## [Task description]
Copy the items below word for word, starting at the very first line and ending with the line that contains "registered-mark: ® [193, 195, 204, 210]", including that line.

## [Data excerpts]
* begin *

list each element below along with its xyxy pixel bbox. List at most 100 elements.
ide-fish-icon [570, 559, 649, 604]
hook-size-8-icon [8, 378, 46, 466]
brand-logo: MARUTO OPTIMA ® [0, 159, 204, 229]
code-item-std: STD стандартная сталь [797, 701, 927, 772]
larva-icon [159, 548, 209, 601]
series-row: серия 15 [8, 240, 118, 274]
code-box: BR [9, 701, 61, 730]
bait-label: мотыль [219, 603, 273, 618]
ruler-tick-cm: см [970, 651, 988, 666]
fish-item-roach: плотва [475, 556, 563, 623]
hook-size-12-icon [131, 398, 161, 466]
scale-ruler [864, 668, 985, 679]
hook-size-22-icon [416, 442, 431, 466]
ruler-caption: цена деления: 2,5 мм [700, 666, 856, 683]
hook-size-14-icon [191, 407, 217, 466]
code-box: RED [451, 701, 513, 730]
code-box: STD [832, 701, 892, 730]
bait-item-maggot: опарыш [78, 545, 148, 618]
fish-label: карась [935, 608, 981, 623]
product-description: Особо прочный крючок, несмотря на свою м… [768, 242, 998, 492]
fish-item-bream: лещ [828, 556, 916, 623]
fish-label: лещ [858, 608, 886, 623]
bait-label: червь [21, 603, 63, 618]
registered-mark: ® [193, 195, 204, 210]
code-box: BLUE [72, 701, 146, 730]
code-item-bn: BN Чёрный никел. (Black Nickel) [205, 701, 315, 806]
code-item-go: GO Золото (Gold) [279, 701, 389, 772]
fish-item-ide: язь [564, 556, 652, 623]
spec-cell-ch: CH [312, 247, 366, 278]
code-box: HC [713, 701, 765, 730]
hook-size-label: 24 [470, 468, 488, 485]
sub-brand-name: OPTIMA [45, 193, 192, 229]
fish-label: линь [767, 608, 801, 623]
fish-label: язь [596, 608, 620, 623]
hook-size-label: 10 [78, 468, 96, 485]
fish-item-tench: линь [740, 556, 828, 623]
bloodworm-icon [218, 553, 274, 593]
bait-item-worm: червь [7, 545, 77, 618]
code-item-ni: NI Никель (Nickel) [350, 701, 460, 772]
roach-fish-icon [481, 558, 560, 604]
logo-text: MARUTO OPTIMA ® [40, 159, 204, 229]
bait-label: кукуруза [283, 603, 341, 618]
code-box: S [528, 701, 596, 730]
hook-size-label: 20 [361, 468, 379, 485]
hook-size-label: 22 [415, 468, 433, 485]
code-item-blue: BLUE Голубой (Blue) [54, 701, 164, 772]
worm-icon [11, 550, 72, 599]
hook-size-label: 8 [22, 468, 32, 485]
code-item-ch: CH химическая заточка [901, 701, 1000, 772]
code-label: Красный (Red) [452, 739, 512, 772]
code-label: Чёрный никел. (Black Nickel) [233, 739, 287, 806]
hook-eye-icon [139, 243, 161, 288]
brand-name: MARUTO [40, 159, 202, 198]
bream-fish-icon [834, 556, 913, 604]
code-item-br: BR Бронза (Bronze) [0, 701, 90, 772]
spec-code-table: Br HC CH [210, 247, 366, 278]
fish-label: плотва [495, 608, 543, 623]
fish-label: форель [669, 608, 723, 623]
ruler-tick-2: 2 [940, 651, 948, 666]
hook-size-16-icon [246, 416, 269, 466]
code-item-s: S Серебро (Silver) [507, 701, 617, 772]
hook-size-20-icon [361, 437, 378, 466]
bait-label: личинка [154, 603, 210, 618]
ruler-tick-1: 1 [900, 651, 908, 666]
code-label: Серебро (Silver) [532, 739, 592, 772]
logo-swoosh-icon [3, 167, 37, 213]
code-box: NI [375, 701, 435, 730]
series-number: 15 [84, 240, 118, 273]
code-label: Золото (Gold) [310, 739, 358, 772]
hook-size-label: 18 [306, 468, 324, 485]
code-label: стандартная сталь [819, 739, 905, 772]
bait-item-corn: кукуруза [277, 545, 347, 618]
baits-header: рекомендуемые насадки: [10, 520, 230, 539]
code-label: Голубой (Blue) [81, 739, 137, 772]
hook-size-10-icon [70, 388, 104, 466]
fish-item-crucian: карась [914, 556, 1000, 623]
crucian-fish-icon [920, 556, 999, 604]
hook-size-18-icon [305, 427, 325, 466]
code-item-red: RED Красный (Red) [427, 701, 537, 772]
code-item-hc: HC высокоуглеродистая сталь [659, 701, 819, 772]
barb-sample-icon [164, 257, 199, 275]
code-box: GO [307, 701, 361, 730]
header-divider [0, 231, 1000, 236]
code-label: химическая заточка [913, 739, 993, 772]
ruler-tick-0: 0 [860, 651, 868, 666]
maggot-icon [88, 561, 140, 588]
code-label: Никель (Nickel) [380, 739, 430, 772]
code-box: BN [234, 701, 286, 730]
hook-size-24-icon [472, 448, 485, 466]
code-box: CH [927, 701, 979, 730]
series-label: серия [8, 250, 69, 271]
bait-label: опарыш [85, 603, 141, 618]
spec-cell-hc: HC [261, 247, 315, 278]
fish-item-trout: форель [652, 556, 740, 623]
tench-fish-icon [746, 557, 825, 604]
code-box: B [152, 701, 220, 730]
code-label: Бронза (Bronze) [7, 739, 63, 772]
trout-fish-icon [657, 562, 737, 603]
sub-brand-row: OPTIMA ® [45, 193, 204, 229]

* end *

## [Full answer]
list each element below along with its xyxy pixel bbox. List at most 100 elements.
ide-fish-icon [570, 559, 649, 604]
hook-size-8-icon [8, 378, 46, 466]
brand-logo: MARUTO OPTIMA ® [0, 159, 204, 229]
code-item-std: STD стандартная сталь [797, 701, 927, 772]
larva-icon [159, 548, 209, 601]
series-row: серия 15 [8, 240, 118, 274]
code-box: BR [9, 701, 61, 730]
bait-label: мотыль [219, 603, 273, 618]
ruler-tick-cm: см [970, 651, 988, 666]
fish-item-roach: плотва [475, 556, 563, 623]
hook-size-12-icon [131, 398, 161, 466]
scale-ruler [864, 668, 985, 679]
hook-size-22-icon [416, 442, 431, 466]
ruler-caption: цена деления: 2,5 мм [700, 666, 856, 683]
hook-size-14-icon [191, 407, 217, 466]
code-box: RED [451, 701, 513, 730]
code-box: STD [832, 701, 892, 730]
bait-item-maggot: опарыш [78, 545, 148, 618]
fish-label: карась [935, 608, 981, 623]
product-description: Особо прочный крючок, несмотря на свою м… [768, 242, 998, 492]
fish-item-bream: лещ [828, 556, 916, 623]
fish-label: лещ [858, 608, 886, 623]
bait-label: червь [21, 603, 63, 618]
registered-mark: ® [193, 195, 204, 210]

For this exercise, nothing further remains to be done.